Exercise
Your task is to copy every line of the records below that contains "mixsqp".

Dataset entries
┄┄┄┄┄┄┄┄┄┄┄┄┄┄┄┄┄┄┄┄

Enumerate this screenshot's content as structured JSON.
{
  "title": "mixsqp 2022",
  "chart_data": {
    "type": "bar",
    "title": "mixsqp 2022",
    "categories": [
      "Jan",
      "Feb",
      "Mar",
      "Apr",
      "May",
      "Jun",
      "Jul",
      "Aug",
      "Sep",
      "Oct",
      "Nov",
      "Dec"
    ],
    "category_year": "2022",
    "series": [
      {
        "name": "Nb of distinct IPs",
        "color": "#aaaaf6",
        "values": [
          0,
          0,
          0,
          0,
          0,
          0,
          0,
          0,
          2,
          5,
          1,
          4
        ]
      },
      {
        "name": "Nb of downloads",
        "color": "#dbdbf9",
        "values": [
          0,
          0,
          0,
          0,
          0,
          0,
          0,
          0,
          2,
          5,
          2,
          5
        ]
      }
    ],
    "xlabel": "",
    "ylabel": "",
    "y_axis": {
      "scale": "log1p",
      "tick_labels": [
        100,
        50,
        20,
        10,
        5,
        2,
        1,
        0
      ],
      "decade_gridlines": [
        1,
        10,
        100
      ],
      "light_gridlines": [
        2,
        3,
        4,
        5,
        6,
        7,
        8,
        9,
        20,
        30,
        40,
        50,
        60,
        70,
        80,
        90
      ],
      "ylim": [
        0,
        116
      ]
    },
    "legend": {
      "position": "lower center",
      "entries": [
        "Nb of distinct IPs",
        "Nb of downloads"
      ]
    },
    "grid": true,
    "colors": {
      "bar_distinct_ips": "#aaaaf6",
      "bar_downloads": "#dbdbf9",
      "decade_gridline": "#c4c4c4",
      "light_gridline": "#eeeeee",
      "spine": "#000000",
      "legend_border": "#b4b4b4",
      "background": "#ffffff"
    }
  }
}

┄┄┄┄┄┄┄┄┄┄┄┄┄┄┄┄┄┄┄┄

Result
  "title": "mixsqp 2022",
    "title": "mixsqp 2022",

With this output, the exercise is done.